TEXT PROVIDED
--- BEGIN ---
V2 Migration Guide
==================

.. contents::
   :local:
   :class: this-will-duplicate-information-and-it-is-still-useful-here

On November 22nd, 2023, the API (v2) was announced with the following
changes.

-  New interface design that can support more modalities (code, image,
   audio) and tasks (chat, classification, transcription). We have
   worked on the interfaces together with watsonx.ai and OpenShift AI.
-  Closer alignment with `watsonx.ai <https://watsonx.ai>`_, so incubating new features in BAM
   is technically feasible.
-  Unified experience across REST API, SDKs, CLI and docs.
-  New SDK design that allows extensibility and reusability across teams
   and is more intuitive.
-  Ability to introduce minor breaking changes without affecting users.

This new design approach lets us rewrite the SDK from scratch and align
it more towards the new API. In V2, we have introduced the following
features.

-  Unify methods naming (no more ``generate``,
   ``generate_as_completed``, ``generate_async`` and so on).
-  SDK is always up-to date with the latest available API version.
-  Automatically handles concurrency and rate-limiting for all endpoints
   without any additional settings. However, one can explicitly set a
   custom concurrency limit (generate / embeddings) or batch size
   (tokenization).
-  Add implementation for every endpoint that exists on the API (generation limits, generation feedback, prompts, moderations, …).
-  Improve overall speed by re-using HTTP clients, improving concurrency
   handling and utilising API processing power.
-  Automatically generate request/output pydantic data models (data
   models are always up to date).
-  BAM API is a new default environment.

What has changed?
-----------------

- All responses that used to contain the ``results`` field of object type have gotten the field renamed to ``result``.
- ``totalCount`` param in paginated responses is renamed to ``total_count``.
- Most methods return the whole response instead of some of its subfield.
- When you see in examples dedicated classes for parameters like ``TextGenerationParameters``, you can always pass a dictionary which will be converted to the class under the hood; same applies to the enums.
- Errors are raised immediately instead of being swallowed (can be changed via an appropriate parameter).
- The ``Credentials`` class throws when an invalid endpoint is passed.
- The majority of schemas were renamed (``GenerateParams`` -> ``TextGenerationParameters``, …); for instance, if you work with text generation service (``client.text.generation.create``), all schemas can be found in ``genai.features.text.generation``, this analogy applies to every other service.
--- END ---
LIST OF TASKS
1 - Rewrite the paragraph of the migration guide that begins "This new design approach" in a shorter form, keeping its main facts.
2 - Check each statement against the migration guide and answer yes or no, quoting the words that decide it: (a) The v2 API was announced on November 22nd, 2023. (b) In V2, errors are swallowed by default. (c) BAM API is the new default environment.
3 - Extract the stretch of the migration guide from "What has changed?" through "of its subfield.", copying it word for word.

[Layout dataset entries]
--- BEGIN ---
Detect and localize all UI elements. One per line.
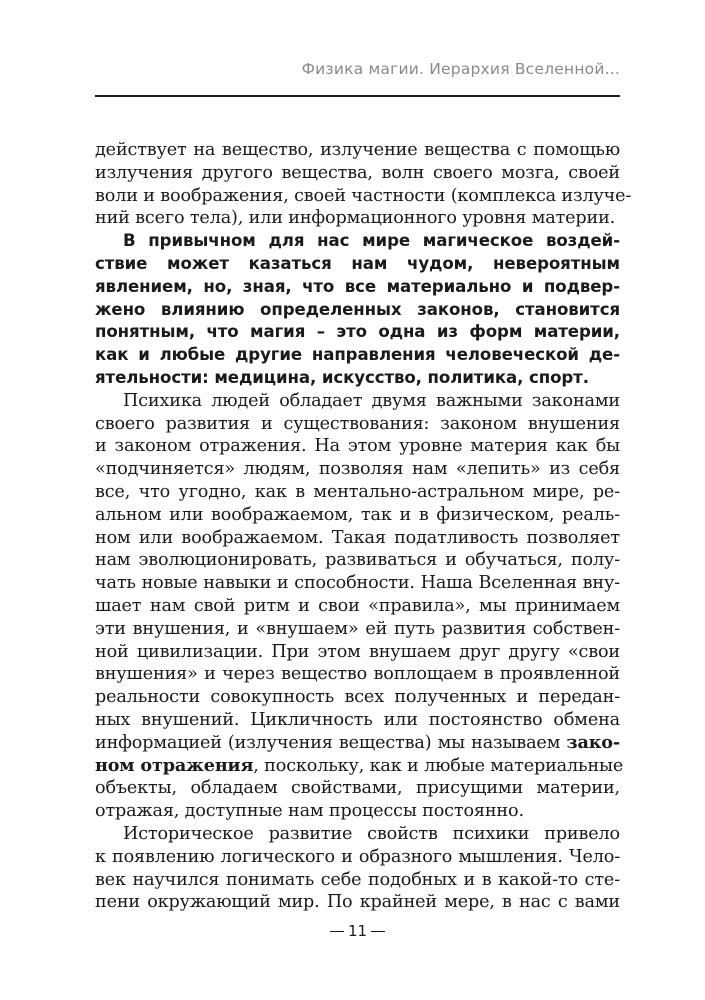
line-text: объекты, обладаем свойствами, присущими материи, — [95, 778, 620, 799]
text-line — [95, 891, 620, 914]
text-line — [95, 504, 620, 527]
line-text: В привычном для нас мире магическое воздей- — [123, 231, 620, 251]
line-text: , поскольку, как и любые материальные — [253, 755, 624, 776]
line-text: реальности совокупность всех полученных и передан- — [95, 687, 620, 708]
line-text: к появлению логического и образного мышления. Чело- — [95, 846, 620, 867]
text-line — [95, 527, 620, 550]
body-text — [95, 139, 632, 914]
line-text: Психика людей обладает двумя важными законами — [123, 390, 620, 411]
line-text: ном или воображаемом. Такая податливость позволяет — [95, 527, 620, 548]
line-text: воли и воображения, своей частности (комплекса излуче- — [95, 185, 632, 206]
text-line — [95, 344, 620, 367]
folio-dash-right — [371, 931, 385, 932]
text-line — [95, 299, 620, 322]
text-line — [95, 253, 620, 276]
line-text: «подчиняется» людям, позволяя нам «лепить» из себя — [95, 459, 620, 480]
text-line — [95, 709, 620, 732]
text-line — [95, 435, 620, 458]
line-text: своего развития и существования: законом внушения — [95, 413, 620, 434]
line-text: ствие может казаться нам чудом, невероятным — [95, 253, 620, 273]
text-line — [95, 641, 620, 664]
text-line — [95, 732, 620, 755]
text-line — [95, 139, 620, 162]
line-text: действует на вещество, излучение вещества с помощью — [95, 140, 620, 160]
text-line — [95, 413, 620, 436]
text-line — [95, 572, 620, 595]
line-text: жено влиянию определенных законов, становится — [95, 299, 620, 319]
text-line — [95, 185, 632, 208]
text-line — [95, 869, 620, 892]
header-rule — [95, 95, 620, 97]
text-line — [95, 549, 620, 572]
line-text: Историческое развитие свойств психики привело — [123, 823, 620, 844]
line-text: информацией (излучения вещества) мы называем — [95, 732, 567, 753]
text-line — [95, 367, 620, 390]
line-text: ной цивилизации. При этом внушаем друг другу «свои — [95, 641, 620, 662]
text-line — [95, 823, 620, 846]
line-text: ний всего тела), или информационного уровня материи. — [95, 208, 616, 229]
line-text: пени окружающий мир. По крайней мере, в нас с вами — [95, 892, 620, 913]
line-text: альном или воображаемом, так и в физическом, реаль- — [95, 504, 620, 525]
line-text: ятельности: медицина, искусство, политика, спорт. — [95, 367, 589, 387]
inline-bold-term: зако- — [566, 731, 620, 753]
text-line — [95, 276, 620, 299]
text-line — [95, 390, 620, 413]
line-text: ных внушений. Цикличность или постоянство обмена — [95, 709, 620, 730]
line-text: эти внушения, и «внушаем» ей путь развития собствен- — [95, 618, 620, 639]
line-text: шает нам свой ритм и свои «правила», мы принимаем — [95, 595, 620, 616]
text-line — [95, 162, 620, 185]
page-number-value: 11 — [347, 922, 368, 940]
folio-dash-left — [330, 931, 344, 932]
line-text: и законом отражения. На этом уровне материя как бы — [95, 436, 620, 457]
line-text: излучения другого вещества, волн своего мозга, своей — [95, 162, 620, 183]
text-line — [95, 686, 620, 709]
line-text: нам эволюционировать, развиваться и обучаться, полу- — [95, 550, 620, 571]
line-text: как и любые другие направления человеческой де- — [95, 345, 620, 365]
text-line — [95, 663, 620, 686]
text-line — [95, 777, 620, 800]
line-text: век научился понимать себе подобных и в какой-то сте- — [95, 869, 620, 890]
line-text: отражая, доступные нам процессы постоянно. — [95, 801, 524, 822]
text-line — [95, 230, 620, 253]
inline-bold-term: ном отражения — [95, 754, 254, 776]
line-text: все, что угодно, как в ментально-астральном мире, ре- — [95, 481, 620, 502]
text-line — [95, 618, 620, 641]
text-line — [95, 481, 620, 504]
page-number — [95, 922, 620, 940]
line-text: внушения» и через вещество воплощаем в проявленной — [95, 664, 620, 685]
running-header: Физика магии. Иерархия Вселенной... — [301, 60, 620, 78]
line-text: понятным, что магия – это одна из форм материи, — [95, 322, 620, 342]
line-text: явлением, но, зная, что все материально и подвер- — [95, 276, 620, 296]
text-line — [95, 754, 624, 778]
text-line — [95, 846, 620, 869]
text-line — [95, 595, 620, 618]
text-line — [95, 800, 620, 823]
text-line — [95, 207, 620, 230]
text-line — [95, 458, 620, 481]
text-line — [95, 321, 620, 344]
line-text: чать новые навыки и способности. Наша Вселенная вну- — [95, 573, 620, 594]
--- END ---
SOLVED TASKS
1 - The new design made it possible to rewrite the SDK from scratch and bring it closer to the new API, and V2 adds the features listed after it.

2 -
(a) Yes: "On November 22nd, 2023, the API (v2) was announced"
(b) No: "Errors are raised immediately instead of being swallowed"
(c) Yes: "BAM API is a new default environment."

3 -
What has changed?
-----------------

- All responses that used to contain the ``results`` field of object type have gotten the field renamed to ``result``.
- ``totalCount`` param in paginated responses is renamed to ``total_count``.
- Most methods return the whole response instead of some of its subfield.